--- start Entries provided ---
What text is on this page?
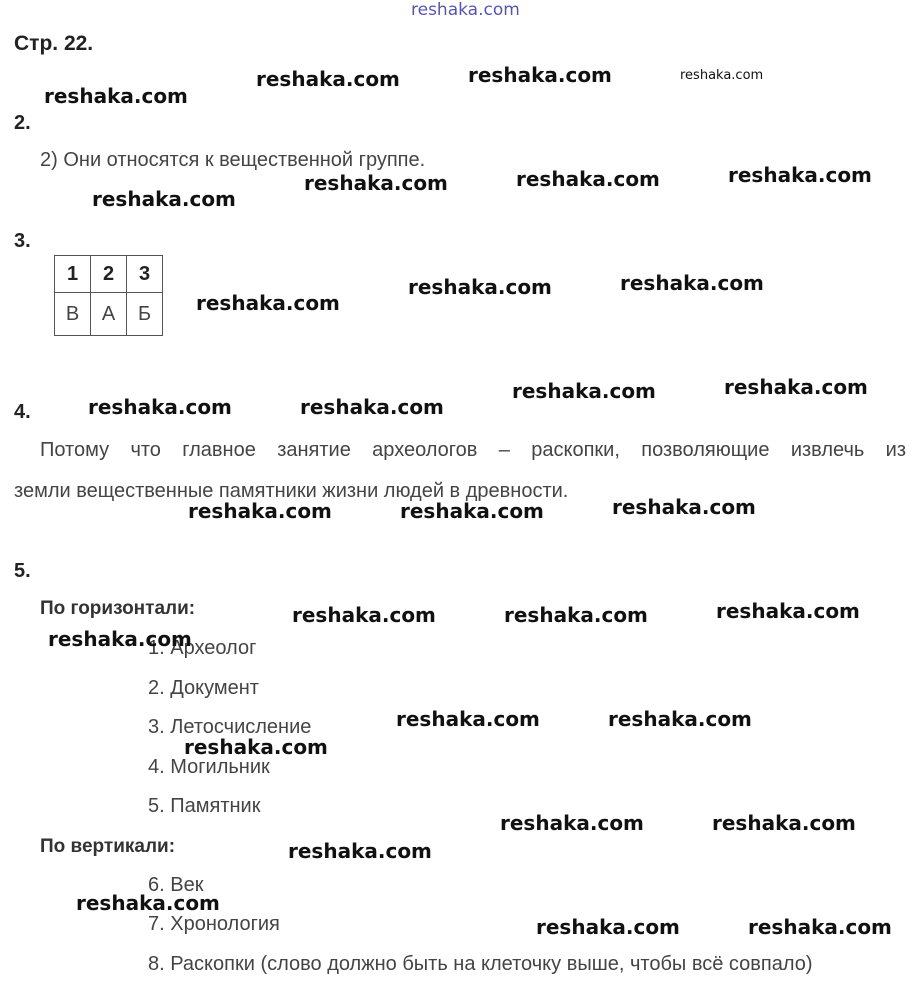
reshaka.com
Стр. 22.
2.
2) Они относятся к вещественной группе.
3.
1	2	3
В	А	Б
4.
Потому что главное занятие археологов – раскопки, позволяющие извлечь из
земли вещественные памятники жизни людей в древности.
5.
По горизонтали:
1. Археолог
2. Документ
3. Летосчисление
4. Могильник
5. Памятник
По вертикали:
6. Век
7. Хронология
8. Раскопки (слово должно быть на клеточку выше, чтобы всё совпало)
reshaka.com	reshaka.com	reshaka.com
reshaka.com
reshaka.com	reshaka.com	reshaka.com
reshaka.com
reshaka.com
reshaka.com	reshaka.com
reshaka.com	reshaka.com
reshaka.com	reshaka.com
reshaka.com	reshaka.com	reshaka.com
reshaka.com	reshaka.com	reshaka.com
reshaka.com
reshaka.com	reshaka.com
reshaka.com
reshaka.com	reshaka.com
reshaka.com
reshaka.com
reshaka.com	reshaka.com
--- end Entries provided ---
Directions: Reproduce all entries exactly. Pictures do not belong in the copy.

Result of the task:
What text is on this page?
reshaka.com
Стр. 22.
2.
2) Они относятся к вещественной группе.
3.
1	2	3
В	А	Б
4.
Потому что главное занятие археологов – раскопки, позволяющие извлечь из
земли вещественные памятники жизни людей в древности.
5.
По горизонтали:
1. Археолог
2. Документ
3. Летосчисление
4. Могильник
5. Памятник
По вертикали:
6. Век
7. Хронология
8. Раскопки (слово должно быть на клеточку выше, чтобы всё совпало)
reshaka.com	reshaka.com	reshaka.com
reshaka.com
reshaka.com	reshaka.com	reshaka.com
reshaka.com
reshaka.com
reshaka.com	reshaka.com
reshaka.com	reshaka.com
reshaka.com	reshaka.com
reshaka.com	reshaka.com	reshaka.com
reshaka.com	reshaka.com	reshaka.com
reshaka.com
reshaka.com	reshaka.com
reshaka.com
reshaka.com	reshaka.com
reshaka.com
reshaka.com
reshaka.com	reshaka.com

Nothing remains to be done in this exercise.